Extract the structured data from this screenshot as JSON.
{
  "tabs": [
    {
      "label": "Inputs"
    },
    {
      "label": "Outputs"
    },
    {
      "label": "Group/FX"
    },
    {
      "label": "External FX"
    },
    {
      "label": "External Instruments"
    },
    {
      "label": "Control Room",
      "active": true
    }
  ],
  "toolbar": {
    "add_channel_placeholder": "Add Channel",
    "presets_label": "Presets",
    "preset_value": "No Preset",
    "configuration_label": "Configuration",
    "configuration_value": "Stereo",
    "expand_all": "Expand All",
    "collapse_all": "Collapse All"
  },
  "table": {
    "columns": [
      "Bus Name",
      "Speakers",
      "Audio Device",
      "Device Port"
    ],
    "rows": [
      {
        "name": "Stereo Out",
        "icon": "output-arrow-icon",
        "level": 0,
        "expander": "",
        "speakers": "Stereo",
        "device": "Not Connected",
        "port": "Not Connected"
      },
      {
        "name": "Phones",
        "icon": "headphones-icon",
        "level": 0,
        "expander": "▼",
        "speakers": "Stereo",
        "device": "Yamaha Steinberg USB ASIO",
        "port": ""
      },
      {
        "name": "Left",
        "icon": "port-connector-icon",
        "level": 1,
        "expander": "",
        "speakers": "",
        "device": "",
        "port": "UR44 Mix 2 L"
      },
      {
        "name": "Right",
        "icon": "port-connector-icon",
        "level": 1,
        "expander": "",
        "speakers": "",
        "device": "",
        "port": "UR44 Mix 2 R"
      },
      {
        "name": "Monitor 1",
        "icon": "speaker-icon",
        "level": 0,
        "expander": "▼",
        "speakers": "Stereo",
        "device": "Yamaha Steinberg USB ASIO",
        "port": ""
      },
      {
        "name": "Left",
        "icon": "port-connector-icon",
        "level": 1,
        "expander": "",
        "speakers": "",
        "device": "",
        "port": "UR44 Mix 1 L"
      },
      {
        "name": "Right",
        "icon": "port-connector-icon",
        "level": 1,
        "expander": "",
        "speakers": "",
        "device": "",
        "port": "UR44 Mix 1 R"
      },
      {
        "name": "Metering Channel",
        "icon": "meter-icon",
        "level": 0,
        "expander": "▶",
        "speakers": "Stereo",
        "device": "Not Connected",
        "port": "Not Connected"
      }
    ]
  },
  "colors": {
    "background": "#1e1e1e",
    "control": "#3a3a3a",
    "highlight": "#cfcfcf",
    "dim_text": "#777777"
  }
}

• TASK DESCRIPTION:
Exactly as shown above, return every record.

• SOLUTION FOR THIS TASK:
Extract the structured data from this screenshot as JSON.
{
  "tabs": [
    {
      "label": "Inputs"
    },
    {
      "label": "Outputs"
    },
    {
      "label": "Group/FX"
    },
    {
      "label": "External FX"
    },
    {
      "label": "External Instruments"
    },
    {
      "label": "Control Room",
      "active": true
    }
  ],
  "toolbar": {
    "add_channel_placeholder": "Add Channel",
    "presets_label": "Presets",
    "preset_value": "No Preset",
    "configuration_label": "Configuration",
    "configuration_value": "Stereo",
    "expand_all": "Expand All",
    "collapse_all": "Collapse All"
  },
  "table": {
    "columns": [
      "Bus Name",
      "Speakers",
      "Audio Device",
      "Device Port"
    ],
    "rows": [
      {
        "name": "Stereo Out",
        "icon": "output-arrow-icon",
        "level": 0,
        "expander": "",
        "speakers": "Stereo",
        "device": "Not Connected",
        "port": "Not Connected"
      },
      {
        "name": "Phones",
        "icon": "headphones-icon",
        "level": 0,
        "expander": "▼",
        "speakers": "Stereo",
        "device": "Yamaha Steinberg USB ASIO",
        "port": ""
      },
      {
        "name": "Left",
        "icon": "port-connector-icon",
        "level": 1,
        "expander": "",
        "speakers": "",
        "device": "",
        "port": "UR44 Mix 2 L"
      },
      {
        "name": "Right",
        "icon": "port-connector-icon",
        "level": 1,
        "expander": "",
        "speakers": "",
        "device": "",
        "port": "UR44 Mix 2 R"
      },
      {
        "name": "Monitor 1",
        "icon": "speaker-icon",
        "level": 0,
        "expander": "▼",
        "speakers": "Stereo",
        "device": "Yamaha Steinberg USB ASIO",
        "port": ""
      },
      {
        "name": "Left",
        "icon": "port-connector-icon",
        "level": 1,
        "expander": "",
        "speakers": "",
        "device": "",
        "port": "UR44 Mix 1 L"
      },
      {
        "name": "Right",
        "icon": "port-connector-icon",
        "level": 1,
        "expander": "",
        "speakers": "",
        "device": "",
        "port": "UR44 Mix 1 R"
      },
      {
        "name": "Metering Channel",
        "icon": "meter-icon",
        "level": 0,
        "expander": "▶",
        "speakers": "Stereo",
        "device": "Not Connected",
        "port": "Not Connected"
      }
    ]
  },
  "colors": {
    "background": "#1e1e1e",
    "control": "#3a3a3a",
    "highlight": "#cfcfcf",
    "dim_text": "#777777"
  }
}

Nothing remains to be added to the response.